(Lines of data)
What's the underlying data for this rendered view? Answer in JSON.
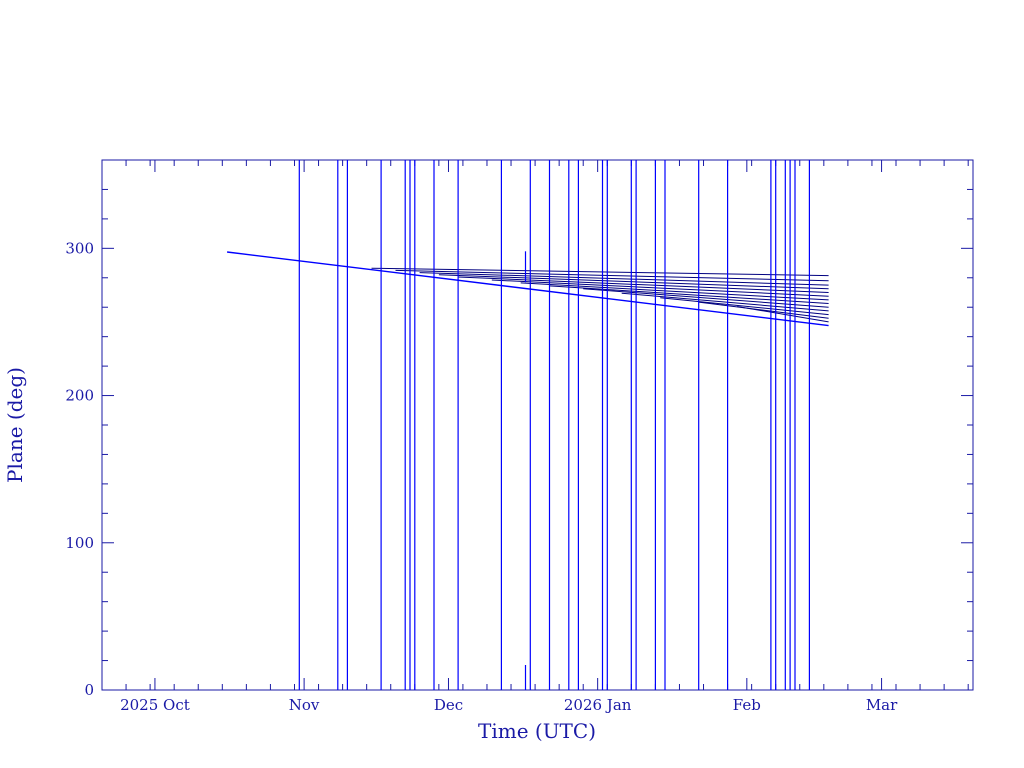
{
  "chart_data": {
    "type": "line",
    "xlabel": "Time (UTC)",
    "ylabel": "Plane (deg)",
    "title": "",
    "x_scale": "date",
    "xlim": [
      "2025-09-20",
      "2026-03-20"
    ],
    "ylim": [
      0,
      360
    ],
    "x_ticks": [
      {
        "date": "2025-10-01",
        "label": "2025 Oct"
      },
      {
        "date": "2025-11-01",
        "label": "Nov"
      },
      {
        "date": "2025-12-01",
        "label": "Dec"
      },
      {
        "date": "2026-01-01",
        "label": "2026 Jan"
      },
      {
        "date": "2026-02-01",
        "label": "Feb"
      },
      {
        "date": "2026-03-01",
        "label": "Mar"
      }
    ],
    "y_ticks": [
      0,
      100,
      200,
      300
    ],
    "colors": {
      "axis": "#1a1aa6",
      "main": "#0000ff",
      "secondary": "#000080"
    },
    "series": [
      {
        "x": [
          "2025-10-16",
          "2026-02-18"
        ],
        "y": [
          297.5,
          247.5
        ]
      },
      {
        "x": [
          "2025-10-31",
          "2025-10-31"
        ],
        "y": [
          0,
          360
        ]
      },
      {
        "x": [
          "2025-11-08",
          "2025-11-08"
        ],
        "y": [
          0,
          360
        ]
      },
      {
        "x": [
          "2025-11-10",
          "2025-11-10"
        ],
        "y": [
          0,
          360
        ]
      },
      {
        "x": [
          "2025-11-17",
          "2025-11-17"
        ],
        "y": [
          0,
          360
        ]
      },
      {
        "x": [
          "2025-11-22",
          "2025-11-22"
        ],
        "y": [
          0,
          360
        ]
      },
      {
        "x": [
          "2025-11-23",
          "2025-11-23"
        ],
        "y": [
          0,
          360
        ]
      },
      {
        "x": [
          "2025-11-24",
          "2025-11-24"
        ],
        "y": [
          0,
          360
        ]
      },
      {
        "x": [
          "2025-11-28",
          "2025-11-28"
        ],
        "y": [
          0,
          360
        ]
      },
      {
        "x": [
          "2025-12-03",
          "2025-12-03"
        ],
        "y": [
          0,
          360
        ]
      },
      {
        "x": [
          "2025-12-12",
          "2025-12-12"
        ],
        "y": [
          0,
          360
        ]
      },
      {
        "x": [
          "2025-12-18",
          "2025-12-18"
        ],
        "y": [
          0,
          360
        ]
      },
      {
        "x": [
          "2025-12-22",
          "2025-12-22"
        ],
        "y": [
          0,
          360
        ]
      },
      {
        "x": [
          "2025-12-26",
          "2025-12-26"
        ],
        "y": [
          0,
          360
        ]
      },
      {
        "x": [
          "2025-12-28",
          "2025-12-28"
        ],
        "y": [
          0,
          360
        ]
      },
      {
        "x": [
          "2026-01-02",
          "2026-01-02"
        ],
        "y": [
          0,
          360
        ]
      },
      {
        "x": [
          "2026-01-03",
          "2026-01-03"
        ],
        "y": [
          0,
          360
        ]
      },
      {
        "x": [
          "2026-01-08",
          "2026-01-08"
        ],
        "y": [
          0,
          360
        ]
      },
      {
        "x": [
          "2026-01-09",
          "2026-01-09"
        ],
        "y": [
          0,
          360
        ]
      },
      {
        "x": [
          "2026-01-13",
          "2026-01-13"
        ],
        "y": [
          0,
          360
        ]
      },
      {
        "x": [
          "2026-01-15",
          "2026-01-15"
        ],
        "y": [
          0,
          360
        ]
      },
      {
        "x": [
          "2026-01-22",
          "2026-01-22"
        ],
        "y": [
          0,
          360
        ]
      },
      {
        "x": [
          "2026-01-28",
          "2026-01-28"
        ],
        "y": [
          0,
          360
        ]
      },
      {
        "x": [
          "2026-02-06",
          "2026-02-06"
        ],
        "y": [
          0,
          360
        ]
      },
      {
        "x": [
          "2026-02-07",
          "2026-02-07"
        ],
        "y": [
          0,
          360
        ]
      },
      {
        "x": [
          "2026-02-09",
          "2026-02-09"
        ],
        "y": [
          0,
          360
        ]
      },
      {
        "x": [
          "2026-02-10",
          "2026-02-10"
        ],
        "y": [
          0,
          360
        ]
      },
      {
        "x": [
          "2026-02-11",
          "2026-02-11"
        ],
        "y": [
          0,
          360
        ]
      },
      {
        "x": [
          "2026-02-14",
          "2026-02-14"
        ],
        "y": [
          0,
          360
        ]
      },
      {
        "x": [
          "2025-12-17",
          "2025-12-17"
        ],
        "y": [
          277,
          298
        ]
      },
      {
        "x": [
          "2025-12-17",
          "2025-12-17"
        ],
        "y": [
          0,
          17
        ]
      }
    ],
    "secondary_series": [
      {
        "x": [
          "2025-11-15",
          "2026-02-18"
        ],
        "y": [
          286.5,
          281.5
        ]
      },
      {
        "x": [
          "2025-11-20",
          "2026-02-18"
        ],
        "y": [
          285.0,
          278.0
        ]
      },
      {
        "x": [
          "2025-11-25",
          "2026-02-18"
        ],
        "y": [
          283.5,
          275.0
        ]
      },
      {
        "x": [
          "2025-11-29",
          "2026-02-18"
        ],
        "y": [
          282.0,
          272.5
        ]
      },
      {
        "x": [
          "2025-12-03",
          "2026-02-18"
        ],
        "y": [
          280.5,
          270.0
        ]
      },
      {
        "x": [
          "2025-12-10",
          "2026-02-18"
        ],
        "y": [
          278.5,
          267.5
        ]
      },
      {
        "x": [
          "2025-12-16",
          "2026-02-18"
        ],
        "y": [
          276.5,
          265.0
        ]
      },
      {
        "x": [
          "2025-12-22",
          "2026-02-18"
        ],
        "y": [
          274.5,
          262.5
        ]
      },
      {
        "x": [
          "2025-12-29",
          "2026-02-18"
        ],
        "y": [
          272.5,
          260.0
        ]
      },
      {
        "x": [
          "2026-01-06",
          "2026-02-18"
        ],
        "y": [
          269.5,
          257.5
        ]
      },
      {
        "x": [
          "2026-01-14",
          "2026-02-18"
        ],
        "y": [
          266.5,
          255.0
        ]
      },
      {
        "x": [
          "2026-01-22",
          "2026-02-18"
        ],
        "y": [
          263.5,
          252.5
        ]
      },
      {
        "x": [
          "2026-01-30",
          "2026-02-18"
        ],
        "y": [
          260.5,
          250.0
        ]
      }
    ]
  }
}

## Objective:
Write out the listing word for word, omitting the pictures it holds.

## The answer:
What's the underlying data for this rendered view? Answer in JSON.
{
  "chart_data": {
    "type": "line",
    "xlabel": "Time (UTC)",
    "ylabel": "Plane (deg)",
    "title": "",
    "x_scale": "date",
    "xlim": [
      "2025-09-20",
      "2026-03-20"
    ],
    "ylim": [
      0,
      360
    ],
    "x_ticks": [
      {
        "date": "2025-10-01",
        "label": "2025 Oct"
      },
      {
        "date": "2025-11-01",
        "label": "Nov"
      },
      {
        "date": "2025-12-01",
        "label": "Dec"
      },
      {
        "date": "2026-01-01",
        "label": "2026 Jan"
      },
      {
        "date": "2026-02-01",
        "label": "Feb"
      },
      {
        "date": "2026-03-01",
        "label": "Mar"
      }
    ],
    "y_ticks": [
      0,
      100,
      200,
      300
    ],
    "colors": {
      "axis": "#1a1aa6",
      "main": "#0000ff",
      "secondary": "#000080"
    },
    "series": [
      {
        "x": [
          "2025-10-16",
          "2026-02-18"
        ],
        "y": [
          297.5,
          247.5
        ]
      },
      {
        "x": [
          "2025-10-31",
          "2025-10-31"
        ],
        "y": [
          0,
          360
        ]
      },
      {
        "x": [
          "2025-11-08",
          "2025-11-08"
        ],
        "y": [
          0,
          360
        ]
      },
      {
        "x": [
          "2025-11-10",
          "2025-11-10"
        ],
        "y": [
          0,
          360
        ]
      },
      {
        "x": [
          "2025-11-17",
          "2025-11-17"
        ],
        "y": [
          0,
          360
        ]
      },
      {
        "x": [
          "2025-11-22",
          "2025-11-22"
        ],
        "y": [
          0,
          360
        ]
      },
      {
        "x": [
          "2025-11-23",
          "2025-11-23"
        ],
        "y": [
          0,
          360
        ]
      },
      {
        "x": [
          "2025-11-24",
          "2025-11-24"
        ],
        "y": [
          0,
          360
        ]
      },
      {
        "x": [
          "2025-11-28",
          "2025-11-28"
        ],
        "y": [
          0,
          360
        ]
      },
      {
        "x": [
          "2025-12-03",
          "2025-12-03"
        ],
        "y": [
          0,
          360
        ]
      },
      {
        "x": [
          "2025-12-12",
          "2025-12-12"
        ],
        "y": [
          0,
          360
        ]
      },
      {
        "x": [
          "2025-12-18",
          "2025-12-18"
        ],
        "y": [
          0,
          360
        ]
      },
      {
        "x": [
          "2025-12-22",
          "2025-12-22"
        ],
        "y": [
          0,
          360
        ]
      },
      {
        "x": [
          "2025-12-26",
          "2025-12-26"
        ],
        "y": [
          0,
          360
        ]
      },
      {
        "x": [
          "2025-12-28",
          "2025-12-28"
        ],
        "y": [
          0,
          360
        ]
      },
      {
        "x": [
          "2026-01-02",
          "2026-01-02"
        ],
        "y": [
          0,
          360
        ]
      },
      {
        "x": [
          "2026-01-03",
          "2026-01-03"
        ],
        "y": [
          0,
          360
        ]
      },
      {
        "x": [
          "2026-01-08",
          "2026-01-08"
        ],
        "y": [
          0,
          360
        ]
      },
      {
        "x": [
          "2026-01-09",
          "2026-01-09"
        ],
        "y": [
          0,
          360
        ]
      },
      {
        "x": [
          "2026-01-13",
          "2026-01-13"
        ],
        "y": [
          0,
          360
        ]
      },
      {
        "x": [
          "2026-01-15",
          "2026-01-15"
        ],
        "y": [
          0,
          360
        ]
      },
      {
        "x": [
          "2026-01-22",
          "2026-01-22"
        ],
        "y": [
          0,
          360
        ]
      },
      {
        "x": [
          "2026-01-28",
          "2026-01-28"
        ],
        "y": [
          0,
          360
        ]
      },
      {
        "x": [
          "2026-02-06",
          "2026-02-06"
        ],
        "y": [
          0,
          360
        ]
      },
      {
        "x": [
          "2026-02-07",
          "2026-02-07"
        ],
        "y": [
          0,
          360
        ]
      },
      {
        "x": [
          "2026-02-09",
          "2026-02-09"
        ],
        "y": [
          0,
          360
        ]
      },
      {
        "x": [
          "2026-02-10",
          "2026-02-10"
        ],
        "y": [
          0,
          360
        ]
      },
      {
        "x": [
          "2026-02-11",
          "2026-02-11"
        ],
        "y": [
          0,
          360
        ]
      },
      {
        "x": [
          "2026-02-14",
          "2026-02-14"
        ],
        "y": [
          0,
          360
        ]
      },
      {
        "x": [
          "2025-12-17",
          "2025-12-17"
        ],
        "y": [
          277,
          298
        ]
      },
      {
        "x": [
          "2025-12-17",
          "2025-12-17"
        ],
        "y": [
          0,
          17
        ]
      }
    ],
    "secondary_series": [
      {
        "x": [
          "2025-11-15",
          "2026-02-18"
        ],
        "y": [
          286.5,
          281.5
        ]
      },
      {
        "x": [
          "2025-11-20",
          "2026-02-18"
        ],
        "y": [
          285.0,
          278.0
        ]
      },
      {
        "x": [
          "2025-11-25",
          "2026-02-18"
        ],
        "y": [
          283.5,
          275.0
        ]
      },
      {
        "x": [
          "2025-11-29",
          "2026-02-18"
        ],
        "y": [
          282.0,
          272.5
        ]
      },
      {
        "x": [
          "2025-12-03",
          "2026-02-18"
        ],
        "y": [
          280.5,
          270.0
        ]
      },
      {
        "x": [
          "2025-12-10",
          "2026-02-18"
        ],
        "y": [
          278.5,
          267.5
        ]
      },
      {
        "x": [
          "2025-12-16",
          "2026-02-18"
        ],
        "y": [
          276.5,
          265.0
        ]
      },
      {
        "x": [
          "2025-12-22",
          "2026-02-18"
        ],
        "y": [
          274.5,
          262.5
        ]
      },
      {
        "x": [
          "2025-12-29",
          "2026-02-18"
        ],
        "y": [
          272.5,
          260.0
        ]
      },
      {
        "x": [
          "2026-01-06",
          "2026-02-18"
        ],
        "y": [
          269.5,
          257.5
        ]
      },
      {
        "x": [
          "2026-01-14",
          "2026-02-18"
        ],
        "y": [
          266.5,
          255.0
        ]
      },
      {
        "x": [
          "2026-01-22",
          "2026-02-18"
        ],
        "y": [
          263.5,
          252.5
        ]
      },
      {
        "x": [
          "2026-01-30",
          "2026-02-18"
        ],
        "y": [
          260.5,
          250.0
        ]
      }
    ]
  }
}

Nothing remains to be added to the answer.